_Problem to work on_:
Reproduce all the entries exactly and keep the pictures out.

(Extracted records)
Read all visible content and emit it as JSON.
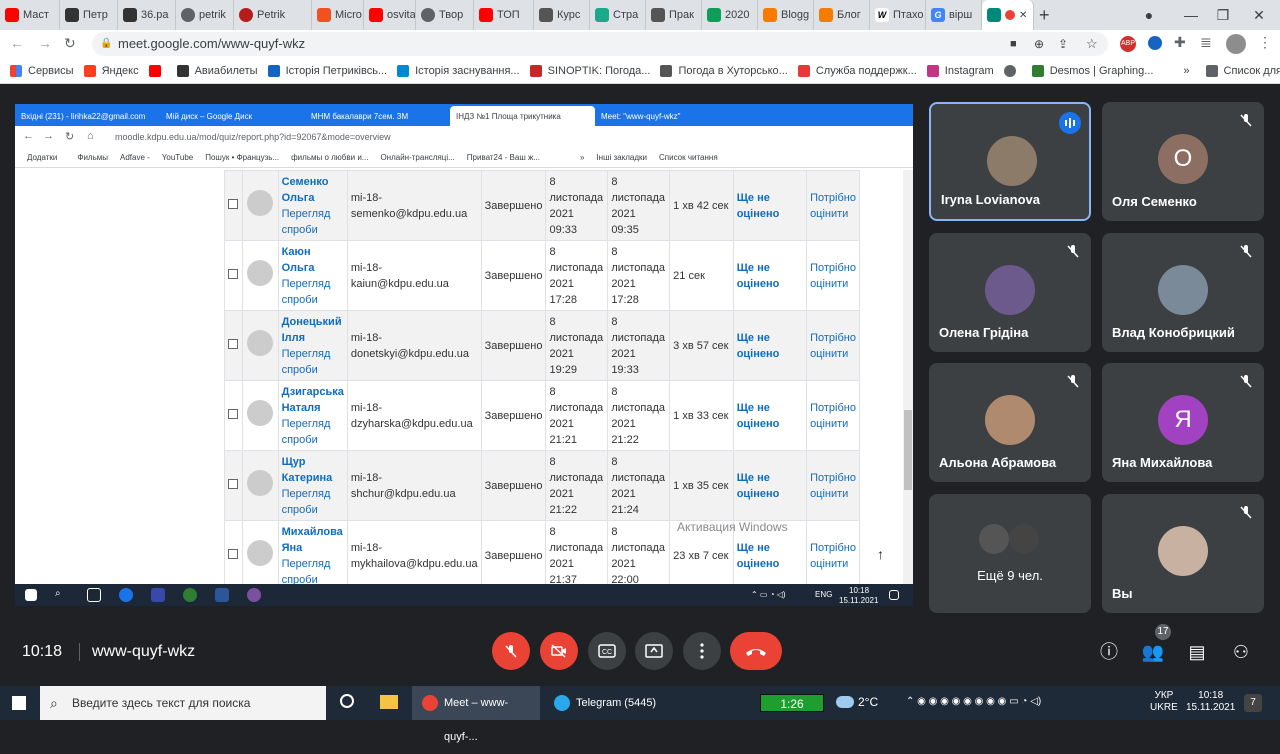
{
  "browser": {
    "tabs": [
      "Маст",
      "Петр",
      "36.ра",
      "petrik",
      "Petrik",
      "Micro",
      "osvita",
      "Твор",
      "ТОП",
      "Курс",
      "Стра",
      "Прак",
      "2020",
      "Blogg",
      "Блог",
      "Птахо",
      "вірш",
      ""
    ],
    "new_tab": "+",
    "url": "meet.google.com/www-quyf-wkz",
    "bookmarks": [
      "Сервисы",
      "Яндекс",
      "",
      "Авиабилеты",
      "Історія Петриківсь...",
      "Історія заснування...",
      "SINOPTIK: Погода...",
      "Погода в Хуторсько...",
      "Служба поддержк...",
      "Instagram",
      "",
      "Desmos | Graphing..."
    ],
    "bookmarks_more": "»",
    "reading_list": "Список для чтения"
  },
  "shared": {
    "tabs": [
      "Вхідні (231) - lirihka22@gmail.com",
      "Мій диск – Google Диск",
      "МНМ бакалаври 7сем. ЗМ",
      "ІНДЗ №1 Площа трикутника",
      "Meet: \"www-quyf-wkz\""
    ],
    "url": "moodle.kdpu.edu.ua/mod/quiz/report.php?id=92067&mode=overview",
    "bookmarks": [
      "Додатки",
      "Фильмы",
      "Adfave -",
      "YouTube",
      "Пошук • Французь...",
      "фильмы о любви и...",
      "Онлайн-трансляці...",
      "Приват24 - Ваш ж...",
      "»",
      "Інші закладки",
      "Список читання"
    ],
    "rows": [
      {
        "name": "Семенко Ольга",
        "link": "Перегляд спроби",
        "email": "mi-18-semenko@kdpu.edu.ua",
        "status": "Завершено",
        "start": "8 листопада 2021 09:33",
        "end": "8 листопада 2021 09:35",
        "time": "1 хв 42 сек",
        "grade": "Ще не оцінено",
        "review": "Потрібно оцінити"
      },
      {
        "name": "Каюн Ольга",
        "link": "Перегляд спроби",
        "email": "mi-18-kaiun@kdpu.edu.ua",
        "status": "Завершено",
        "start": "8 листопада 2021 17:28",
        "end": "8 листопада 2021 17:28",
        "time": "21 сек",
        "grade": "Ще не оцінено",
        "review": "Потрібно оцінити"
      },
      {
        "name": "Донецький Ілля",
        "link": "Перегляд спроби",
        "email": "mi-18-donetskyi@kdpu.edu.ua",
        "status": "Завершено",
        "start": "8 листопада 2021 19:29",
        "end": "8 листопада 2021 19:33",
        "time": "3 хв 57 сек",
        "grade": "Ще не оцінено",
        "review": "Потрібно оцінити"
      },
      {
        "name": "Дзигарська Наталя",
        "link": "Перегляд спроби",
        "email": "mi-18-dzyharska@kdpu.edu.ua",
        "status": "Завершено",
        "start": "8 листопада 2021 21:21",
        "end": "8 листопада 2021 21:22",
        "time": "1 хв 33 сек",
        "grade": "Ще не оцінено",
        "review": "Потрібно оцінити"
      },
      {
        "name": "Щур Катерина",
        "link": "Перегляд спроби",
        "email": "mi-18-shchur@kdpu.edu.ua",
        "status": "Завершено",
        "start": "8 листопада 2021 21:22",
        "end": "8 листопада 2021 21:24",
        "time": "1 хв 35 сек",
        "grade": "Ще не оцінено",
        "review": "Потрібно оцінити"
      },
      {
        "name": "Михайлова Яна",
        "link": "Перегляд спроби",
        "email": "mi-18-mykhailova@kdpu.edu.ua",
        "status": "Завершено",
        "start": "8 листопада 2021 21:37",
        "end": "8 листопада 2021 22:00",
        "time": "23 хв 7 сек",
        "grade": "Ще не оцінено",
        "review": "Потрібно оцінити"
      }
    ],
    "watermark": "Активация Windows",
    "taskbar": {
      "lang": "ENG",
      "time": "10:18",
      "date": "15.11.2021"
    }
  },
  "participants": [
    {
      "name": "Iryna Lovianova",
      "type": "photo",
      "speaking": true
    },
    {
      "name": "Оля Семенко",
      "type": "letter",
      "letter": "О",
      "color": "#8d6e63"
    },
    {
      "name": "Олена Грідіна",
      "type": "photo"
    },
    {
      "name": "Влад Конобрицкий",
      "type": "photo"
    },
    {
      "name": "Альона Абрамова",
      "type": "photo"
    },
    {
      "name": "Яна Михайлова",
      "type": "letter",
      "letter": "Я",
      "color": "#a142c3"
    },
    {
      "name": "Ещё 9 чел.",
      "type": "group"
    },
    {
      "name": "Вы",
      "type": "photo"
    }
  ],
  "controls": {
    "time": "10:18",
    "code": "www-quyf-wkz",
    "people_count": "17"
  },
  "taskbar": {
    "search_placeholder": "Введите здесь текст для поиска",
    "apps": [
      "Meet – www-quyf-...",
      "Telegram (5445)"
    ],
    "timer": "1:26",
    "weather": "2°C",
    "lang": "УКР",
    "lang2": "UKRE",
    "time": "10:18",
    "date": "15.11.2021",
    "notifications": "7"
  }
}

_Solved exercise_:
Read all visible content and emit it as JSON.
{
  "browser": {
    "tabs": [
      "Маст",
      "Петр",
      "36.ра",
      "petrik",
      "Petrik",
      "Micro",
      "osvita",
      "Твор",
      "ТОП",
      "Курс",
      "Стра",
      "Прак",
      "2020",
      "Blogg",
      "Блог",
      "Птахо",
      "вірш",
      ""
    ],
    "new_tab": "+",
    "url": "meet.google.com/www-quyf-wkz",
    "bookmarks": [
      "Сервисы",
      "Яндекс",
      "",
      "Авиабилеты",
      "Історія Петриківсь...",
      "Історія заснування...",
      "SINOPTIK: Погода...",
      "Погода в Хуторсько...",
      "Служба поддержк...",
      "Instagram",
      "",
      "Desmos | Graphing..."
    ],
    "bookmarks_more": "»",
    "reading_list": "Список для чтения"
  },
  "shared": {
    "tabs": [
      "Вхідні (231) - lirihka22@gmail.com",
      "Мій диск – Google Диск",
      "МНМ бакалаври 7сем. ЗМ",
      "ІНДЗ №1 Площа трикутника",
      "Meet: \"www-quyf-wkz\""
    ],
    "url": "moodle.kdpu.edu.ua/mod/quiz/report.php?id=92067&mode=overview",
    "bookmarks": [
      "Додатки",
      "Фильмы",
      "Adfave -",
      "YouTube",
      "Пошук • Французь...",
      "фильмы о любви и...",
      "Онлайн-трансляці...",
      "Приват24 - Ваш ж...",
      "»",
      "Інші закладки",
      "Список читання"
    ],
    "rows": [
      {
        "name": "Семенко Ольга",
        "link": "Перегляд спроби",
        "email": "mi-18-semenko@kdpu.edu.ua",
        "status": "Завершено",
        "start": "8 листопада 2021 09:33",
        "end": "8 листопада 2021 09:35",
        "time": "1 хв 42 сек",
        "grade": "Ще не оцінено",
        "review": "Потрібно оцінити"
      },
      {
        "name": "Каюн Ольга",
        "link": "Перегляд спроби",
        "email": "mi-18-kaiun@kdpu.edu.ua",
        "status": "Завершено",
        "start": "8 листопада 2021 17:28",
        "end": "8 листопада 2021 17:28",
        "time": "21 сек",
        "grade": "Ще не оцінено",
        "review": "Потрібно оцінити"
      },
      {
        "name": "Донецький Ілля",
        "link": "Перегляд спроби",
        "email": "mi-18-donetskyi@kdpu.edu.ua",
        "status": "Завершено",
        "start": "8 листопада 2021 19:29",
        "end": "8 листопада 2021 19:33",
        "time": "3 хв 57 сек",
        "grade": "Ще не оцінено",
        "review": "Потрібно оцінити"
      },
      {
        "name": "Дзигарська Наталя",
        "link": "Перегляд спроби",
        "email": "mi-18-dzyharska@kdpu.edu.ua",
        "status": "Завершено",
        "start": "8 листопада 2021 21:21",
        "end": "8 листопада 2021 21:22",
        "time": "1 хв 33 сек",
        "grade": "Ще не оцінено",
        "review": "Потрібно оцінити"
      },
      {
        "name": "Щур Катерина",
        "link": "Перегляд спроби",
        "email": "mi-18-shchur@kdpu.edu.ua",
        "status": "Завершено",
        "start": "8 листопада 2021 21:22",
        "end": "8 листопада 2021 21:24",
        "time": "1 хв 35 сек",
        "grade": "Ще не оцінено",
        "review": "Потрібно оцінити"
      },
      {
        "name": "Михайлова Яна",
        "link": "Перегляд спроби",
        "email": "mi-18-mykhailova@kdpu.edu.ua",
        "status": "Завершено",
        "start": "8 листопада 2021 21:37",
        "end": "8 листопада 2021 22:00",
        "time": "23 хв 7 сек",
        "grade": "Ще не оцінено",
        "review": "Потрібно оцінити"
      }
    ],
    "watermark": "Активация Windows",
    "taskbar": {
      "lang": "ENG",
      "time": "10:18",
      "date": "15.11.2021"
    }
  },
  "participants": [
    {
      "name": "Iryna Lovianova",
      "type": "photo",
      "speaking": true
    },
    {
      "name": "Оля Семенко",
      "type": "letter",
      "letter": "О",
      "color": "#8d6e63"
    },
    {
      "name": "Олена Грідіна",
      "type": "photo"
    },
    {
      "name": "Влад Конобрицкий",
      "type": "photo"
    },
    {
      "name": "Альона Абрамова",
      "type": "photo"
    },
    {
      "name": "Яна Михайлова",
      "type": "letter",
      "letter": "Я",
      "color": "#a142c3"
    },
    {
      "name": "Ещё 9 чел.",
      "type": "group"
    },
    {
      "name": "Вы",
      "type": "photo"
    }
  ],
  "controls": {
    "time": "10:18",
    "code": "www-quyf-wkz",
    "people_count": "17"
  },
  "taskbar": {
    "search_placeholder": "Введите здесь текст для поиска",
    "apps": [
      "Meet – www-quyf-...",
      "Telegram (5445)"
    ],
    "timer": "1:26",
    "weather": "2°C",
    "lang": "УКР",
    "lang2": "UKRE",
    "time": "10:18",
    "date": "15.11.2021",
    "notifications": "7"
  }
}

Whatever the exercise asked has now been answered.